Extracted information:
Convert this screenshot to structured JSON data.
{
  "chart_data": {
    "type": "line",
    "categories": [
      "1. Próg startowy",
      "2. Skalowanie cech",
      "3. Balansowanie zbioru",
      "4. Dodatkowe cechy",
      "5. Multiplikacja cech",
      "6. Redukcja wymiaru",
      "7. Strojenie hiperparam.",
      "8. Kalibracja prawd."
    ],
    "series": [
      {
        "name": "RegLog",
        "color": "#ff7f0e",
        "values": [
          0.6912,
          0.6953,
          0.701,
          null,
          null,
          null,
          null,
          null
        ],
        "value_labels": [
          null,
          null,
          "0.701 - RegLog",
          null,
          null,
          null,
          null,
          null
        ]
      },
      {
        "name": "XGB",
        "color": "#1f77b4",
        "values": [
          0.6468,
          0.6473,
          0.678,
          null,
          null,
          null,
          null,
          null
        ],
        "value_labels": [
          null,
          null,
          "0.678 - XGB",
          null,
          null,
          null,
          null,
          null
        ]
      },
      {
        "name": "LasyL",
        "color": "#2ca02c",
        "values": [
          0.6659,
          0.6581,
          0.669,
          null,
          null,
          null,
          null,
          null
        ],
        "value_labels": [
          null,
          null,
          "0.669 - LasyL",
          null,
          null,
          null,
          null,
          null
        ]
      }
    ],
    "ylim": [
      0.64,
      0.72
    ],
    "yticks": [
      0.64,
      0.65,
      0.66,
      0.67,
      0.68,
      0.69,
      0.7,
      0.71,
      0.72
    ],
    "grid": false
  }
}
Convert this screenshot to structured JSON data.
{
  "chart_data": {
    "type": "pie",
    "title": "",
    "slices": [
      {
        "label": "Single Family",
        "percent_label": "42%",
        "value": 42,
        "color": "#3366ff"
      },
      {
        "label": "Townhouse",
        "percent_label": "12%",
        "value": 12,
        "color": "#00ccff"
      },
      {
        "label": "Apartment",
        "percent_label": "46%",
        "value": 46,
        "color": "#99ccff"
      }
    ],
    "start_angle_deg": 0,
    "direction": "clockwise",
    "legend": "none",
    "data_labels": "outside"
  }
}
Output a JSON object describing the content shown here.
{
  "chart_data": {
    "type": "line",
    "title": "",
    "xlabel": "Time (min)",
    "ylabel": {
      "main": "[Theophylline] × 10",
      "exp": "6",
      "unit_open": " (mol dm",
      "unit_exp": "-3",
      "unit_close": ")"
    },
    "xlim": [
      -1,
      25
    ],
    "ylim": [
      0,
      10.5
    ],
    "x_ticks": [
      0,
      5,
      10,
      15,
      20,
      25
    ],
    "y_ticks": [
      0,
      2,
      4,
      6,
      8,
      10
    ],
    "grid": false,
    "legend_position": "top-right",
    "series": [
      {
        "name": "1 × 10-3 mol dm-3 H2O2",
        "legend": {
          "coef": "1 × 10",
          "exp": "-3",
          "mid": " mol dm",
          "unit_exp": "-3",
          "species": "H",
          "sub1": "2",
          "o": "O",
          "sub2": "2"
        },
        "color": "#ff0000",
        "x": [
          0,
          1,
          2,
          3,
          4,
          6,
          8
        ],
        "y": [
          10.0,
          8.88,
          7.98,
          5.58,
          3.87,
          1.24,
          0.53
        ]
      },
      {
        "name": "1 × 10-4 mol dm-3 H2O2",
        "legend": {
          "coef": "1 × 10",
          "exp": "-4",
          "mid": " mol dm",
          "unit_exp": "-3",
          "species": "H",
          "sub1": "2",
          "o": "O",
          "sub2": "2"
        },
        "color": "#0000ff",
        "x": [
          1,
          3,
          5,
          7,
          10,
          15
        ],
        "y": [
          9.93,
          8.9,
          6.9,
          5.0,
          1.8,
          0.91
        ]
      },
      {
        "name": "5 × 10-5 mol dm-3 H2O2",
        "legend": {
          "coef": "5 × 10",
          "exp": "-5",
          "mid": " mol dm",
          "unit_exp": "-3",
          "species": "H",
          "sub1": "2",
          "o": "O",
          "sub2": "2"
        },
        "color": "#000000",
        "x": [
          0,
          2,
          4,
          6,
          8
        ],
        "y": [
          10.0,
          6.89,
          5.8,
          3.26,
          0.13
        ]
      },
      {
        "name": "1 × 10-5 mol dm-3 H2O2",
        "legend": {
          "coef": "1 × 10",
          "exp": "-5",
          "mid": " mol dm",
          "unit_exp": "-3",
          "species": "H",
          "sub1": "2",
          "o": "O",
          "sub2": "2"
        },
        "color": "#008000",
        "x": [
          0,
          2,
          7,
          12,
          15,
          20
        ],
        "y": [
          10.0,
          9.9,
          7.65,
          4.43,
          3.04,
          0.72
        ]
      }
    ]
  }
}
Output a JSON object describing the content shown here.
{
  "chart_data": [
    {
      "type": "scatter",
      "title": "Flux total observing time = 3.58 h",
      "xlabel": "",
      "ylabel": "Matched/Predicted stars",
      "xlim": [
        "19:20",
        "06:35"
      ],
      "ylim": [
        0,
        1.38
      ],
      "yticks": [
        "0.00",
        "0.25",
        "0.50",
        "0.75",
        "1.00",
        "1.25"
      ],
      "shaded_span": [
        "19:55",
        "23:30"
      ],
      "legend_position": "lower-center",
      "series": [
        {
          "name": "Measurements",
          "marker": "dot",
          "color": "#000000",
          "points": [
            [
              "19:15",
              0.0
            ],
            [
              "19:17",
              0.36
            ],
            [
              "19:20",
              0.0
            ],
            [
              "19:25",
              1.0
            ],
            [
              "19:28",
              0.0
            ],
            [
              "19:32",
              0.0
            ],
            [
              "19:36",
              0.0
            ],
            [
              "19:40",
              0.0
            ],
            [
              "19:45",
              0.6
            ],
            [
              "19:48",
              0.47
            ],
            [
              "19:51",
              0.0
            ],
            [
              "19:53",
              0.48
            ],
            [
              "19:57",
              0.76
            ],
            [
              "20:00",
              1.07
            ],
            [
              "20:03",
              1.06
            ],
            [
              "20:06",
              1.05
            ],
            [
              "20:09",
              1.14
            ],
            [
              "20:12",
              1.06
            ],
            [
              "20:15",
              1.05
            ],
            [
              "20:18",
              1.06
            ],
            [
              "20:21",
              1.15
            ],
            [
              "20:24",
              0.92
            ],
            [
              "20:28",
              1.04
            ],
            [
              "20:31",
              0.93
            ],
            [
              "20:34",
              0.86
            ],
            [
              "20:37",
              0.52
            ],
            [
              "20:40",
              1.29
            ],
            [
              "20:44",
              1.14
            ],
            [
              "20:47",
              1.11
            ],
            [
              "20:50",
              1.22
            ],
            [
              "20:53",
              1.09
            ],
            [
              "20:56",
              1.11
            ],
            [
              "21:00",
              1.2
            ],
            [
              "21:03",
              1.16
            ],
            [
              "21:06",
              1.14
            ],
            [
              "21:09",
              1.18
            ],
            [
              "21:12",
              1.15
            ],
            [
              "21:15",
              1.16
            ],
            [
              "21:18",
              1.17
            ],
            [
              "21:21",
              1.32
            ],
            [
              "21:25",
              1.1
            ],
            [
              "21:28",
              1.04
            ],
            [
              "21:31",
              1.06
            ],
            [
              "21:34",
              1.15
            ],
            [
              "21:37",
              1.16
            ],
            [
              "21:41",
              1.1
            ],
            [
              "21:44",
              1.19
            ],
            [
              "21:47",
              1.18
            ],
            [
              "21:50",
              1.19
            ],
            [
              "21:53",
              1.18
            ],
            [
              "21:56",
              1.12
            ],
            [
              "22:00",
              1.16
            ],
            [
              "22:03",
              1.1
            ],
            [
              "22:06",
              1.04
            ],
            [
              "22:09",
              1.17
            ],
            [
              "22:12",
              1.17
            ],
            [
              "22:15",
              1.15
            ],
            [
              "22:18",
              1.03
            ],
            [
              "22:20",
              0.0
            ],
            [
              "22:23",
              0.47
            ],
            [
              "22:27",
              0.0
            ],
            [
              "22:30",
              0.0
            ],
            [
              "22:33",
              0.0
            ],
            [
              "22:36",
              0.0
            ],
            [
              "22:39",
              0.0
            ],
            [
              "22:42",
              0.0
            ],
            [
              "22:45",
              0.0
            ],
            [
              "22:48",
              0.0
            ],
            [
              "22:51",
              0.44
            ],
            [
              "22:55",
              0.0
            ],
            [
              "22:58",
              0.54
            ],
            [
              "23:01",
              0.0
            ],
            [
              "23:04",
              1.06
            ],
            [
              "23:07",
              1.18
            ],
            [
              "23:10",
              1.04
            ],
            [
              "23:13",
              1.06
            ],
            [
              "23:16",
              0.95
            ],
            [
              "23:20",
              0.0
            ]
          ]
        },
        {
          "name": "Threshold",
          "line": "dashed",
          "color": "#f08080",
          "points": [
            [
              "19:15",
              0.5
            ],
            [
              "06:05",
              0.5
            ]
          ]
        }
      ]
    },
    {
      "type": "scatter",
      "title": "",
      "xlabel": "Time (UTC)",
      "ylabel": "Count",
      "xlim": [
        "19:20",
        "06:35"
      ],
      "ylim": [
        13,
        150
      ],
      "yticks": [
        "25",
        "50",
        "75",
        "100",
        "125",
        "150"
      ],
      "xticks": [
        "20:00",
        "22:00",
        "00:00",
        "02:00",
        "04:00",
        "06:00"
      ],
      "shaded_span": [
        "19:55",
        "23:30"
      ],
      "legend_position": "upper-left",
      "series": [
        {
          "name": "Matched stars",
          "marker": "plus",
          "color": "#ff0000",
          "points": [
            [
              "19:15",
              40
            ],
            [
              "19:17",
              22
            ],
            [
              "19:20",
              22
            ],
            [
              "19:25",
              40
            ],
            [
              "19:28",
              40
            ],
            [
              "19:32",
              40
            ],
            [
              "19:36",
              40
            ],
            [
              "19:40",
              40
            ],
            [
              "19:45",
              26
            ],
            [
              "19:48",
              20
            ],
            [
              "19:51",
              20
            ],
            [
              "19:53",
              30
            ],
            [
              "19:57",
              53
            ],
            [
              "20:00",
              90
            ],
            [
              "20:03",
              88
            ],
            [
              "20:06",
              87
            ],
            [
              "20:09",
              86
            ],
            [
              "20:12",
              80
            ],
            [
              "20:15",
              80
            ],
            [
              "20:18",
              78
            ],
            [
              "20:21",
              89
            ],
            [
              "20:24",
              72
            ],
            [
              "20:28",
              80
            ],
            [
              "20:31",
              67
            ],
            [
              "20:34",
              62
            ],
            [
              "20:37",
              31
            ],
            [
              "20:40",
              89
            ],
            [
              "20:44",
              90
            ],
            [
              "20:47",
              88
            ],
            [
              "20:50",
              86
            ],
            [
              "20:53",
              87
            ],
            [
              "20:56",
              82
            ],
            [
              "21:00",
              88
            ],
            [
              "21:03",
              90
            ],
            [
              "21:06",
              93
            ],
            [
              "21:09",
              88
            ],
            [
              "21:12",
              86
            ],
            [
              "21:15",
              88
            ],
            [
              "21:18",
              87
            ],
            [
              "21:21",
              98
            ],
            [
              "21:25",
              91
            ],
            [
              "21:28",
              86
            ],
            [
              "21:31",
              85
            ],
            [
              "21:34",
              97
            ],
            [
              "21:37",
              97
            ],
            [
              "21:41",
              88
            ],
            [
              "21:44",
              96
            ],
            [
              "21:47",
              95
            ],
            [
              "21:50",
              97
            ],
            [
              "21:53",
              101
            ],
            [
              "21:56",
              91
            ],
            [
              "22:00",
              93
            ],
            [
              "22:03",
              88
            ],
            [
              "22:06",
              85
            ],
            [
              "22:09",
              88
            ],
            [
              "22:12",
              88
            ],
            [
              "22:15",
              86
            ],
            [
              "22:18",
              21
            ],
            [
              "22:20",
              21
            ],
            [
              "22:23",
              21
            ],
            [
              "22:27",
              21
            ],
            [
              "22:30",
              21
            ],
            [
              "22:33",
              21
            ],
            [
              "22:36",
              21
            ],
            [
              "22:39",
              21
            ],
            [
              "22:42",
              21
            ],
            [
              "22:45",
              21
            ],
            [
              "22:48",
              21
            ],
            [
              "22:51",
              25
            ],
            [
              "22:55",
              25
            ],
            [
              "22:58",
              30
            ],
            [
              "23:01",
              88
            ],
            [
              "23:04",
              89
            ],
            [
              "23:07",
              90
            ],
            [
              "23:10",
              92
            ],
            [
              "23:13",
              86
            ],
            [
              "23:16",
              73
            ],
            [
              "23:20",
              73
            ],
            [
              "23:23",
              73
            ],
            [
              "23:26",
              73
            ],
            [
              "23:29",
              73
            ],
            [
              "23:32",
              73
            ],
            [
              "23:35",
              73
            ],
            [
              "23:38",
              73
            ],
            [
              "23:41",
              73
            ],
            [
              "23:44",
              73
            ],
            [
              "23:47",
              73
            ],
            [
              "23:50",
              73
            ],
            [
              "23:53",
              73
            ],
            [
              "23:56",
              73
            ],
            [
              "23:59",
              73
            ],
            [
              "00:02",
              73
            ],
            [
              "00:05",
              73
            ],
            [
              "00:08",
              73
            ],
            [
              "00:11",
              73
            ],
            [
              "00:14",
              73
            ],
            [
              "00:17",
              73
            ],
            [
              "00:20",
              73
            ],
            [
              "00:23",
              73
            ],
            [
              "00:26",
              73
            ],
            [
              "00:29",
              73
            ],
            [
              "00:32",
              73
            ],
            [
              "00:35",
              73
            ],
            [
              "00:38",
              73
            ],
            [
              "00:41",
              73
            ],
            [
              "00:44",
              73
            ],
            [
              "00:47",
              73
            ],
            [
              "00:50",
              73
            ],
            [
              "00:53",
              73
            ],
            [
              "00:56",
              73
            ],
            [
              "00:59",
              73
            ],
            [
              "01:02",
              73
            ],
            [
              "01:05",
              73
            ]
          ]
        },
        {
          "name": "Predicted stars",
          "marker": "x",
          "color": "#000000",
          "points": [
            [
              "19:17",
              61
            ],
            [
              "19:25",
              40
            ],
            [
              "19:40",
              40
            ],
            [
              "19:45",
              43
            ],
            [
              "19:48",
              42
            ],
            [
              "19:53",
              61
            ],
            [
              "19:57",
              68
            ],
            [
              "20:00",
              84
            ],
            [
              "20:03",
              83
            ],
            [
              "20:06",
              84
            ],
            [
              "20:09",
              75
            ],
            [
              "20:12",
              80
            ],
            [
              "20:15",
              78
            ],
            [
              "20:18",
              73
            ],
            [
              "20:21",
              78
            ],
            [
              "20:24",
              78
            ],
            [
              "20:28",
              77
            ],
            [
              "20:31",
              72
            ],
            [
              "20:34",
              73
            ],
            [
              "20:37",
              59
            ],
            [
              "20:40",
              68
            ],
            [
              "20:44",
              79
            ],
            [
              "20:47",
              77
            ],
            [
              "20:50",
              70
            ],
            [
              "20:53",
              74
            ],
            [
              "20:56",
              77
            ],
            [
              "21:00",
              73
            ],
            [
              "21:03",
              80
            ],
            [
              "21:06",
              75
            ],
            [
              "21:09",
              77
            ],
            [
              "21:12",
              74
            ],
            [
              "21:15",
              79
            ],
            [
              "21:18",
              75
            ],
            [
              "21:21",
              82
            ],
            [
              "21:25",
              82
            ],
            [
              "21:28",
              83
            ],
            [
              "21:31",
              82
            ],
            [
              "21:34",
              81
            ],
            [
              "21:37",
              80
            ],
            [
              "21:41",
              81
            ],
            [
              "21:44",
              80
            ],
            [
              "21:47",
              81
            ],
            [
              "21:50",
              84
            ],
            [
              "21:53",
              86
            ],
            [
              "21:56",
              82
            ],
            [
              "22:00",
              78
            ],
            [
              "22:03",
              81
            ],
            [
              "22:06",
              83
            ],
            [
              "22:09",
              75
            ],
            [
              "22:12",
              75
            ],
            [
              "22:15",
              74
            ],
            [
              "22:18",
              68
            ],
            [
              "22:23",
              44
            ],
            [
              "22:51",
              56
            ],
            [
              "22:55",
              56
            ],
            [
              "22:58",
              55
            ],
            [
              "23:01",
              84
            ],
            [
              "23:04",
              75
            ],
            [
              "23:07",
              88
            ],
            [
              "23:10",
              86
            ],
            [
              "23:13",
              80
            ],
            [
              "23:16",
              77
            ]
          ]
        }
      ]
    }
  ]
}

Problem details: Report only how many lines in the listing contain the string "name".

Solved exercise: 11